» **JOB**: Gather all lines from the material that contain the word "original".

» **DATA SHOWN**:

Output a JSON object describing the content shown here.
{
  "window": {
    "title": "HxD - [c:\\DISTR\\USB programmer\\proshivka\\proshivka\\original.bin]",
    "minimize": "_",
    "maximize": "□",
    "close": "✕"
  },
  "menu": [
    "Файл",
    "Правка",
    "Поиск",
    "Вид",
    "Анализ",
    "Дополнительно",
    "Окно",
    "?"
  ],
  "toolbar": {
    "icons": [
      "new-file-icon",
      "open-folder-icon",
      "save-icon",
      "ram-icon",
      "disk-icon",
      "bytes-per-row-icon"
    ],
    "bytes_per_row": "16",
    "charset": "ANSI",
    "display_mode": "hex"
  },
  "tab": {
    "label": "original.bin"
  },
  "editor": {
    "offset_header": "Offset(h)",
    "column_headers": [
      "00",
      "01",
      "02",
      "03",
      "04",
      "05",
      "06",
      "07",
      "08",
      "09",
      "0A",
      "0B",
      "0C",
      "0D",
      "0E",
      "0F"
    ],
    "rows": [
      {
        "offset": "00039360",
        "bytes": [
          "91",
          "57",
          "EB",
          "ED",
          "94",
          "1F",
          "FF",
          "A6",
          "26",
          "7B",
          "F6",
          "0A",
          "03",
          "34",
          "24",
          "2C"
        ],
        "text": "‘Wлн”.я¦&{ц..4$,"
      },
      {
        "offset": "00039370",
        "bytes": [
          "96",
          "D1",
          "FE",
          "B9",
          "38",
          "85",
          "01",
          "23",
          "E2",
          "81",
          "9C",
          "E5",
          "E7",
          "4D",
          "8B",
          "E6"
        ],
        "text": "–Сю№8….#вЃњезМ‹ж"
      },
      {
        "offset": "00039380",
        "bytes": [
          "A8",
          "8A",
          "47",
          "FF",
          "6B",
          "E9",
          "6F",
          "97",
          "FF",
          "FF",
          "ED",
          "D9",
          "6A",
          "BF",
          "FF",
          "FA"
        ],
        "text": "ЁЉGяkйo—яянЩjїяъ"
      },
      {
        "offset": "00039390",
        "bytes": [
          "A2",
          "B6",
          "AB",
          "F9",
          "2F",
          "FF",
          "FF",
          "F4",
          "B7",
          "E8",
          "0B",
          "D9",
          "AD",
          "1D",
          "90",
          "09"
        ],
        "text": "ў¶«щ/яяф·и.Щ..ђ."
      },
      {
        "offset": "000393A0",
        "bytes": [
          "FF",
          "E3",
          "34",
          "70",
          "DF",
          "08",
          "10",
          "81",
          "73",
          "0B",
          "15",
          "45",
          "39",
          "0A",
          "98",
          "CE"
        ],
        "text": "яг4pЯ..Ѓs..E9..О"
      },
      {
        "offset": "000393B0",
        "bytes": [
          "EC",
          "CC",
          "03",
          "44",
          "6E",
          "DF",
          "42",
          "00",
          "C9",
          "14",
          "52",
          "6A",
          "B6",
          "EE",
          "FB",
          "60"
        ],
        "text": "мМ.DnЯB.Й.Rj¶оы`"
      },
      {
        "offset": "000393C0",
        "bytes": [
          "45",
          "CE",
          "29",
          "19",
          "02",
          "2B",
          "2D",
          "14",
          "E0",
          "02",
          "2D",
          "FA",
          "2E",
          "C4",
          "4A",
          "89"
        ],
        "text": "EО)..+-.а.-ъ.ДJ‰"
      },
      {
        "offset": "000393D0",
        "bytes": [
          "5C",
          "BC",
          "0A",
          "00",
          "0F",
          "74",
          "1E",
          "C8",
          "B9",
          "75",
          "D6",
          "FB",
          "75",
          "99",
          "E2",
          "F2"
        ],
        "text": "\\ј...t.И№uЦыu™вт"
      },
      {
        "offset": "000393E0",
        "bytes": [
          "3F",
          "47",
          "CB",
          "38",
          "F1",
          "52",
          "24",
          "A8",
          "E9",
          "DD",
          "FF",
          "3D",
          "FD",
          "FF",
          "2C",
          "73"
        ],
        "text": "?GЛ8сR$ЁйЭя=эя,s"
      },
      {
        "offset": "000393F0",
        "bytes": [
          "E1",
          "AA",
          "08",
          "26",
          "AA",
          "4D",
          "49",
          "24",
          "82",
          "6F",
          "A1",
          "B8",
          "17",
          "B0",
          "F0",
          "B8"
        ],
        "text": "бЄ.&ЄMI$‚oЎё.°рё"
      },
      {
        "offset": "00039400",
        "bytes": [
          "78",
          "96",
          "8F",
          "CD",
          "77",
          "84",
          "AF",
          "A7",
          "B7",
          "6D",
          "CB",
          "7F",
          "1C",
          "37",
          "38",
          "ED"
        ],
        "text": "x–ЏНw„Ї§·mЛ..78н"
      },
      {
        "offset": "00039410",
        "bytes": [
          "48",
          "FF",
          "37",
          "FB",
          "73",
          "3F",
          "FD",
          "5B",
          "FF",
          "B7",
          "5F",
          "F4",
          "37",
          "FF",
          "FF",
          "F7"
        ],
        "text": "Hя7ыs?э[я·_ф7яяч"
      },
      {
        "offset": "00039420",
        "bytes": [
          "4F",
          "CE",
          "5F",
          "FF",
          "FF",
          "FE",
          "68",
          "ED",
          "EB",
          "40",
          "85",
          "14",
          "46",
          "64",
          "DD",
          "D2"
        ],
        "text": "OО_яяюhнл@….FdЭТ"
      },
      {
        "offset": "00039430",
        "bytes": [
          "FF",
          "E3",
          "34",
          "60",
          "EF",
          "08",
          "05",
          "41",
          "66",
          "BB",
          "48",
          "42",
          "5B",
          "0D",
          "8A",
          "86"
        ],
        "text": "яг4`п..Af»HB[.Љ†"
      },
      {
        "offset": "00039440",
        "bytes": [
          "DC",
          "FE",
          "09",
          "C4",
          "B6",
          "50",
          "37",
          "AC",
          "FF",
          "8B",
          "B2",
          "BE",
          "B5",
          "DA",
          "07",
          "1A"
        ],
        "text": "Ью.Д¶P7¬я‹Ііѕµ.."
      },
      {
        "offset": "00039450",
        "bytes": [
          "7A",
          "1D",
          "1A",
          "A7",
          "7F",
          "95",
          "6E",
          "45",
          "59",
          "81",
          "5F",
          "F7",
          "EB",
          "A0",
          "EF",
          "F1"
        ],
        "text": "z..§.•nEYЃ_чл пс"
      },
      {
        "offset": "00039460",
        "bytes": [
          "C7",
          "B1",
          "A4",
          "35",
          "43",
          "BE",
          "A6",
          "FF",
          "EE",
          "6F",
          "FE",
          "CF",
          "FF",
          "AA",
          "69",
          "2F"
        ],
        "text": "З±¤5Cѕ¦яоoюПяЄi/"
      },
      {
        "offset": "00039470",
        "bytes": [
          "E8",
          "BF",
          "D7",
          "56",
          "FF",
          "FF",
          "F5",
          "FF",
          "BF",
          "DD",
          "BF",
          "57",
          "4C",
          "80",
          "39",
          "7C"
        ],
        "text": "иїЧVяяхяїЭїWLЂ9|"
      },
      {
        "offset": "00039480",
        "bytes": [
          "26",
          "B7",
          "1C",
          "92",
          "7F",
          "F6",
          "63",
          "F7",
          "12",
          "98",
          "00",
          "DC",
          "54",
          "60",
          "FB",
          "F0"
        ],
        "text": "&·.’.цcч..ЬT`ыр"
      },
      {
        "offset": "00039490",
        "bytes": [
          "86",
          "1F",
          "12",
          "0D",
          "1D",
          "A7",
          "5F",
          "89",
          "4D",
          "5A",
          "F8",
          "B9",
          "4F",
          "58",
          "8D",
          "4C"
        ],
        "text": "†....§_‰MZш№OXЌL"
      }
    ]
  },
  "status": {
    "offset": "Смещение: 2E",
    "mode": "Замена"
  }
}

» **RESPONSE FOR THIS EXERCISE**:
    "title": "HxD - [c:\\DISTR\\USB programmer\\proshivka\\proshivka\\original.bin]",
    "label": "original.bin"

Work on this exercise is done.